Reproduce every line in the listing that contains the word "Blair".

>>

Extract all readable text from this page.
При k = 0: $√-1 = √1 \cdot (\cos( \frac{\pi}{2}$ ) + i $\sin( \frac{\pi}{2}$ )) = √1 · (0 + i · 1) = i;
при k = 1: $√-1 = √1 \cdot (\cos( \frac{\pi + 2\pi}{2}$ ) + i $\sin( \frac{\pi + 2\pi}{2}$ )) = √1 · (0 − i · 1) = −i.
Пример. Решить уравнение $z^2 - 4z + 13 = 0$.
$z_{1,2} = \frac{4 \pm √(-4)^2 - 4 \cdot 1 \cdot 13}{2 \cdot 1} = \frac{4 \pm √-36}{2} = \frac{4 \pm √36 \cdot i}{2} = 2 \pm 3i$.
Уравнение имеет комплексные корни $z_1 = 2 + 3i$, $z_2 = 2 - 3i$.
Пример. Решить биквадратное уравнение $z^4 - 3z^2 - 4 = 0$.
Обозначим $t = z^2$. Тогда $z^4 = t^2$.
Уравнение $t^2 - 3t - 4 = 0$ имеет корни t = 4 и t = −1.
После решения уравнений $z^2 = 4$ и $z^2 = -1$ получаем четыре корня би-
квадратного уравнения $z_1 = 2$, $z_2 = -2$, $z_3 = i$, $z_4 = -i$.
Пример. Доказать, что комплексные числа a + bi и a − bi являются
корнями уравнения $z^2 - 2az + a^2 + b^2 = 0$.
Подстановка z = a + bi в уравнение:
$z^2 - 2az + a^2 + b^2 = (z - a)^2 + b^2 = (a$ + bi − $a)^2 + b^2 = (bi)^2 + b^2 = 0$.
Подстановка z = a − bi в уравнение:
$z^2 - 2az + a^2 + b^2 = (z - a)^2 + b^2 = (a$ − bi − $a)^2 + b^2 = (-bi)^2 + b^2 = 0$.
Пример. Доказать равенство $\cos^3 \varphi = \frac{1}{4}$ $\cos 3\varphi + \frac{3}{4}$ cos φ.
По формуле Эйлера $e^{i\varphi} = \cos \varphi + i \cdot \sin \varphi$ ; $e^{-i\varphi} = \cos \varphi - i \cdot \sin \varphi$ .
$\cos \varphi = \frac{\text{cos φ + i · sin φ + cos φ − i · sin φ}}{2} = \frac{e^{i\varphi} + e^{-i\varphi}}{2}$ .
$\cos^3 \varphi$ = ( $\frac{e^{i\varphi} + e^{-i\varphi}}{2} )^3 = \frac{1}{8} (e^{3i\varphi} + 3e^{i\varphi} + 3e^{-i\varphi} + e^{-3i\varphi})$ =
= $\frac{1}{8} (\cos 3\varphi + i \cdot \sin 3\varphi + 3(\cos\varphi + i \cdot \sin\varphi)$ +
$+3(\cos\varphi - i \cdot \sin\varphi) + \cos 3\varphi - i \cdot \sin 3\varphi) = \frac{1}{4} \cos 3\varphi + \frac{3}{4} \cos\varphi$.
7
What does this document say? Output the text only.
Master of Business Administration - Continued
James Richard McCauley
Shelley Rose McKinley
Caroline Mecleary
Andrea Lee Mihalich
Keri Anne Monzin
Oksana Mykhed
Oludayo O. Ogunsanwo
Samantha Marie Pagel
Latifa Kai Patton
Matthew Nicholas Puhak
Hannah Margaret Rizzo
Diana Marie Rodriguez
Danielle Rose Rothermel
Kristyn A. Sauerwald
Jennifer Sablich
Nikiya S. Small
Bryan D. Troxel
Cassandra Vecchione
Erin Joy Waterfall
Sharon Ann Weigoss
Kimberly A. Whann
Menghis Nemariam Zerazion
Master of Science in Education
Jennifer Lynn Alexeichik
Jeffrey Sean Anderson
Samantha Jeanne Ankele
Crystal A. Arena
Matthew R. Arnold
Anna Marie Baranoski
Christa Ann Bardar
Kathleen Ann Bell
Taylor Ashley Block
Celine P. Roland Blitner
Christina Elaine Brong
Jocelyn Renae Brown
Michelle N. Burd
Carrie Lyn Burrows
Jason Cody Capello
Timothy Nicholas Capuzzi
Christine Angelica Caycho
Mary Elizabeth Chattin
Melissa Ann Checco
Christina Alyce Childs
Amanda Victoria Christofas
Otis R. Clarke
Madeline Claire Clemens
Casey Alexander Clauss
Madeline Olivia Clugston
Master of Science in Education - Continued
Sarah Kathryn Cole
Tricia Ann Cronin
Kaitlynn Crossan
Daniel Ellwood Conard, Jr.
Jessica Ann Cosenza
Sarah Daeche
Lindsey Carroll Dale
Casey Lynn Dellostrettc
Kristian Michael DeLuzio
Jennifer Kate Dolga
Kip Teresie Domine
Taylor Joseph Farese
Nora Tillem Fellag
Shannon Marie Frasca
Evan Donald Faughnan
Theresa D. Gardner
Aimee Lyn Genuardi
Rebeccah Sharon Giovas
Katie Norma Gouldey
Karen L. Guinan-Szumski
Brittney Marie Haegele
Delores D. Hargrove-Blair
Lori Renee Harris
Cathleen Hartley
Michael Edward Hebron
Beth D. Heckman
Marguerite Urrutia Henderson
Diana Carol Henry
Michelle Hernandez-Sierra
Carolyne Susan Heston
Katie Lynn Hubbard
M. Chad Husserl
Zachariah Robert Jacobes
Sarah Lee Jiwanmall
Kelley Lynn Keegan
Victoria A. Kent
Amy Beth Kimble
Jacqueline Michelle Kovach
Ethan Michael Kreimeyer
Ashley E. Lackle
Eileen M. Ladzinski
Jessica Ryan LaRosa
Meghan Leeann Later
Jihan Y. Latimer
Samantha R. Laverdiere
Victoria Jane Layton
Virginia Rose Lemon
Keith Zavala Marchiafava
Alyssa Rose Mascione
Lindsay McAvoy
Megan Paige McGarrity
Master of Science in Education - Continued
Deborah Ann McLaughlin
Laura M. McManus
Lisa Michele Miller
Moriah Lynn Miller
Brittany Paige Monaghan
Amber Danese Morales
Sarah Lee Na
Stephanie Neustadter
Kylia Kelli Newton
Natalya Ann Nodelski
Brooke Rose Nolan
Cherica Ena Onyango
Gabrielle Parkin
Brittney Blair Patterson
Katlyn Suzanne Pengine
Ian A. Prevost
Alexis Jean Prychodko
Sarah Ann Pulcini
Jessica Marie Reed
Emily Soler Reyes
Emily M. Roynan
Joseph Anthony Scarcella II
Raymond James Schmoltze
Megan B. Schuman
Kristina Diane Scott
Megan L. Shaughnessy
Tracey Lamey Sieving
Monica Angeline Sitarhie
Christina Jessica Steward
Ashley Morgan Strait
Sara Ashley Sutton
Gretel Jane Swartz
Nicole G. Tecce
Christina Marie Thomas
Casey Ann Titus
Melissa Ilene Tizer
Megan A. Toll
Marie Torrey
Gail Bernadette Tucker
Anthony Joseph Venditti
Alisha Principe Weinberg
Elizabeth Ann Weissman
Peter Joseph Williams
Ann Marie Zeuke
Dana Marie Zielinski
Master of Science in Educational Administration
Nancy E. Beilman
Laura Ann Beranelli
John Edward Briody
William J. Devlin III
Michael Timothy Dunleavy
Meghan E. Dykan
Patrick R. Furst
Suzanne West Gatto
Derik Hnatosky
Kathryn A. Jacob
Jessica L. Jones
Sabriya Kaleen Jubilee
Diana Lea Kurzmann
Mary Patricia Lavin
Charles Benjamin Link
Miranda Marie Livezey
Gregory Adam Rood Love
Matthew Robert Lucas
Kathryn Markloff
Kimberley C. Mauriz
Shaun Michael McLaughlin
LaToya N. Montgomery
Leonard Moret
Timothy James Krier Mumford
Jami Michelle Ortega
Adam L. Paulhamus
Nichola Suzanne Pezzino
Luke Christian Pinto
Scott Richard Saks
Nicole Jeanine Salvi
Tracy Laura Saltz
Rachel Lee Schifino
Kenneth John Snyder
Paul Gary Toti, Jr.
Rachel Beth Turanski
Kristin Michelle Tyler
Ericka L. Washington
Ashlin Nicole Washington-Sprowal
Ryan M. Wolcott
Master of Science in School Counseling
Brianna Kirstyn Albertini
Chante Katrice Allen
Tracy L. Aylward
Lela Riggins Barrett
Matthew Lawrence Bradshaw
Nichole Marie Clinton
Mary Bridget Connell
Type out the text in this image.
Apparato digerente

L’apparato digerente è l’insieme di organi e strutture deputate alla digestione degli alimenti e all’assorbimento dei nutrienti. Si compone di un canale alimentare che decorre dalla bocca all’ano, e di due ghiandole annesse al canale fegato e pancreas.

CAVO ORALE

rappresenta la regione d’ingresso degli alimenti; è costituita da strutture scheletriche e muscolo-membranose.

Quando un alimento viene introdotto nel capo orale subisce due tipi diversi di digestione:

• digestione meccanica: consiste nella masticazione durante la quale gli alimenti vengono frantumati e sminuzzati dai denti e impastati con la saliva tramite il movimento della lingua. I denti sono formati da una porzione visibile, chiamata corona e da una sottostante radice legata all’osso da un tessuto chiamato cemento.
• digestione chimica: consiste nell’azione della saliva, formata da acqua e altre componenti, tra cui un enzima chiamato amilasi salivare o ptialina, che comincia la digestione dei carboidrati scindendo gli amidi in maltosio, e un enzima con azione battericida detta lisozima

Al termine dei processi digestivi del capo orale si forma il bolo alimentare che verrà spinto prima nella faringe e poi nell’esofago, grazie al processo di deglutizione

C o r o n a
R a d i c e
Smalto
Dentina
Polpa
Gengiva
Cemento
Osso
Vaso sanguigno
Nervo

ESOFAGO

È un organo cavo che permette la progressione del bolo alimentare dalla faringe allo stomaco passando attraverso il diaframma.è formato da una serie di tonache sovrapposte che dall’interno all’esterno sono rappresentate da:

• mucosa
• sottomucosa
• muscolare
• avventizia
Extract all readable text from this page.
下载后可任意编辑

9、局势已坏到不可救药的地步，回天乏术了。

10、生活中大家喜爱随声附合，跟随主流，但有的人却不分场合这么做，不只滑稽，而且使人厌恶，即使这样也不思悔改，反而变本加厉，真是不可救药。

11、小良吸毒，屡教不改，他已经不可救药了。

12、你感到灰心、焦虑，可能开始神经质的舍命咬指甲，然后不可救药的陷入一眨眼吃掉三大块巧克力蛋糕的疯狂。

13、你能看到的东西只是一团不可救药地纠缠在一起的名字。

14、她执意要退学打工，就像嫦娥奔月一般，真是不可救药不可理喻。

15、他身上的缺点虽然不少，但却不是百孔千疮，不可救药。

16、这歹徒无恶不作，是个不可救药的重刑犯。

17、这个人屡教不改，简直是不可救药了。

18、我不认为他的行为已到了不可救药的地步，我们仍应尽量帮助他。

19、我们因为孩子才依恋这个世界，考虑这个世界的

<<

FINISHED ANSWER
Delores D. Hargrove-Blair
Brittney Blair Patterson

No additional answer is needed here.